• DATA LISTING:

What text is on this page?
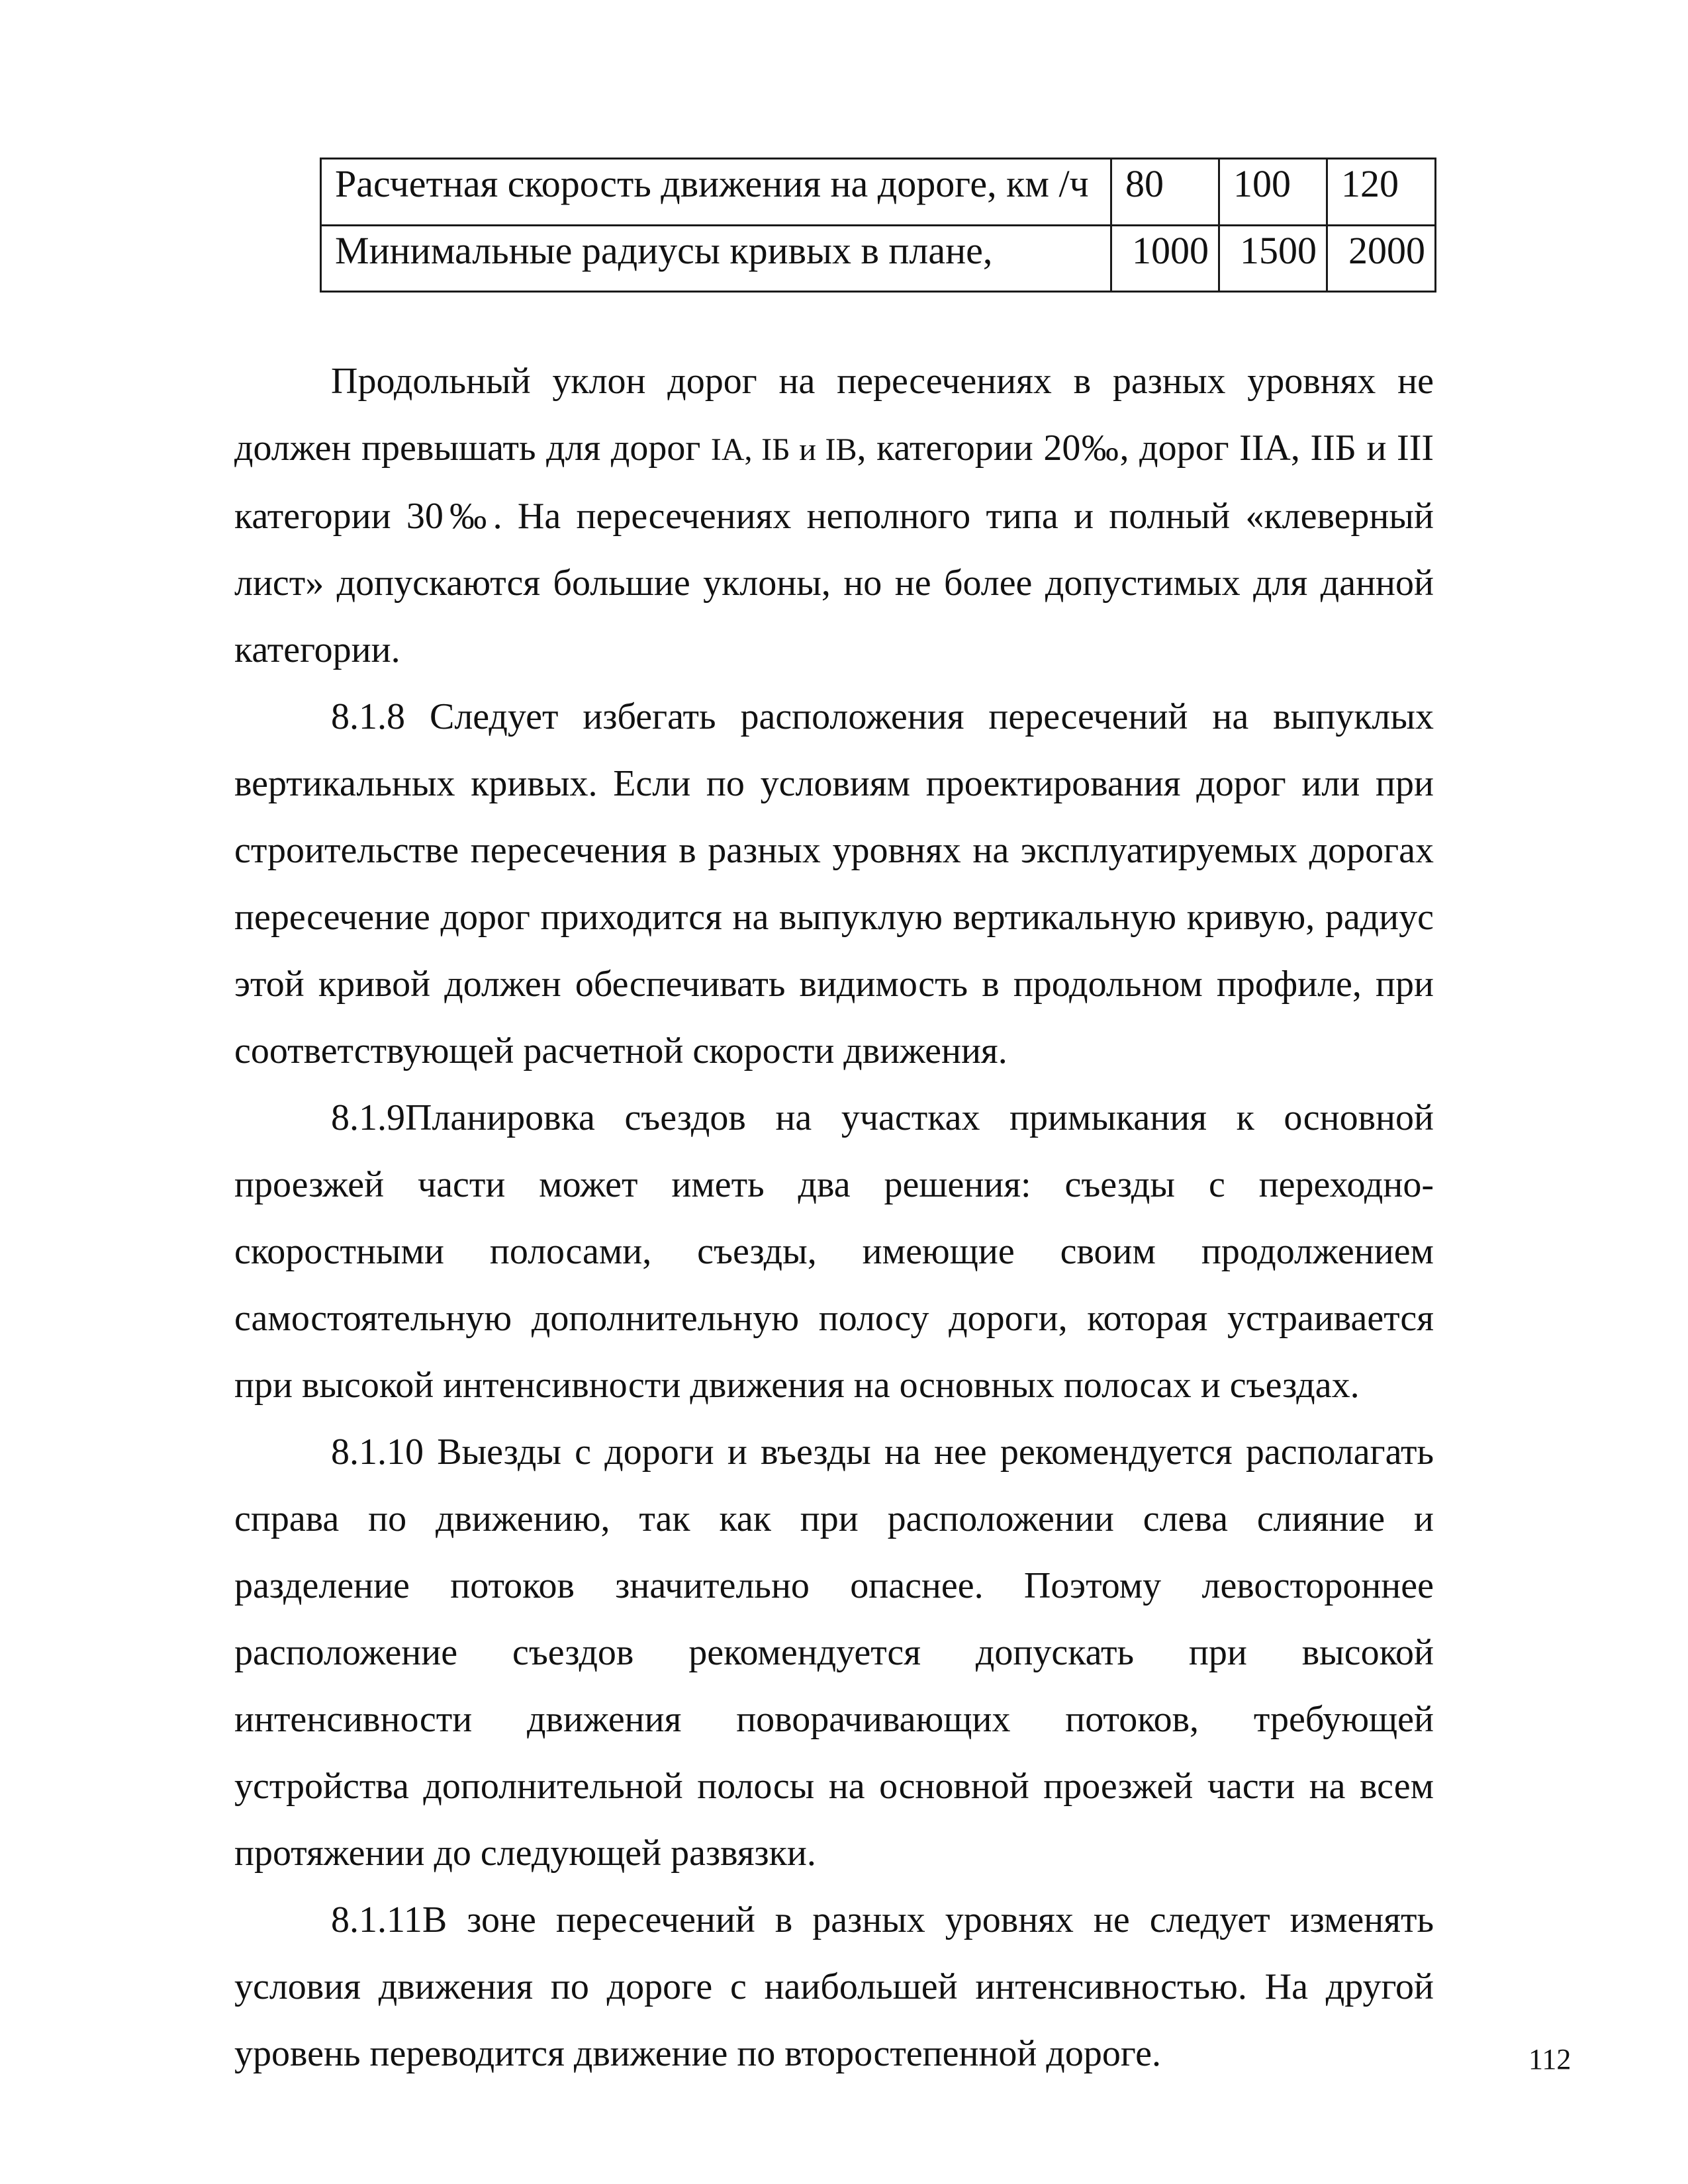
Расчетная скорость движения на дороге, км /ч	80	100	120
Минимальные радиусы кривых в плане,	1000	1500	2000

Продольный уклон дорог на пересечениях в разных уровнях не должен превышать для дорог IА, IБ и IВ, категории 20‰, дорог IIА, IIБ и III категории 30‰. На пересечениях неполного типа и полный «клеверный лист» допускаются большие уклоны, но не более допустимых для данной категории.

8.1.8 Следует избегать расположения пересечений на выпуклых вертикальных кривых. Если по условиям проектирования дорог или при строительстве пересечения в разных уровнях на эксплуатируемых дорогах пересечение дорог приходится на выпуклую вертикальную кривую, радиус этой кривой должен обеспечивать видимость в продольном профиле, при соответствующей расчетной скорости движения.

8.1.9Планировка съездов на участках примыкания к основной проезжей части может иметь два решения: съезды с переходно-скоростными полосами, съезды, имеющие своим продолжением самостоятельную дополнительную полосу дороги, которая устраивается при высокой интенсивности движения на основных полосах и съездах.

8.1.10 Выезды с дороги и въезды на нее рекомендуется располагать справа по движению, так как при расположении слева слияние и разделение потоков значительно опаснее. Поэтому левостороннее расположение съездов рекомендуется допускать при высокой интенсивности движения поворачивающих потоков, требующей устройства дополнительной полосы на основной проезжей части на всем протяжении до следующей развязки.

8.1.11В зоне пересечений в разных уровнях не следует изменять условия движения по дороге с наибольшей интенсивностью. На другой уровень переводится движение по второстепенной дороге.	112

• AIM OF THE TASK: Strip out the pictures and quote the remaining data word for word.

• SOLUTION TO THE PROBLEM:
What text is on this page?
Расчетная скорость движения на дороге, км /ч	80	100	120
Минимальные радиусы кривых в плане,	1000	1500	2000

Продольный уклон дорог на пересечениях в разных уровнях не должен превышать для дорог IА, IБ и IВ, категории 20‰, дорог IIА, IIБ и III категории 30‰. На пересечениях неполного типа и полный «клеверный лист» допускаются большие уклоны, но не более допустимых для данной категории.

8.1.8 Следует избегать расположения пересечений на выпуклых вертикальных кривых. Если по условиям проектирования дорог или при строительстве пересечения в разных уровнях на эксплуатируемых дорогах пересечение дорог приходится на выпуклую вертикальную кривую, радиус этой кривой должен обеспечивать видимость в продольном профиле, при соответствующей расчетной скорости движения.

8.1.9Планировка съездов на участках примыкания к основной проезжей части может иметь два решения: съезды с переходно-скоростными полосами, съезды, имеющие своим продолжением самостоятельную дополнительную полосу дороги, которая устраивается при высокой интенсивности движения на основных полосах и съездах.

8.1.10 Выезды с дороги и въезды на нее рекомендуется располагать справа по движению, так как при расположении слева слияние и разделение потоков значительно опаснее. Поэтому левостороннее расположение съездов рекомендуется допускать при высокой интенсивности движения поворачивающих потоков, требующей устройства дополнительной полосы на основной проезжей части на всем протяжении до следующей развязки.

8.1.11В зоне пересечений в разных уровнях не следует изменять условия движения по дороге с наибольшей интенсивностью. На другой уровень переводится движение по второстепенной дороге.	112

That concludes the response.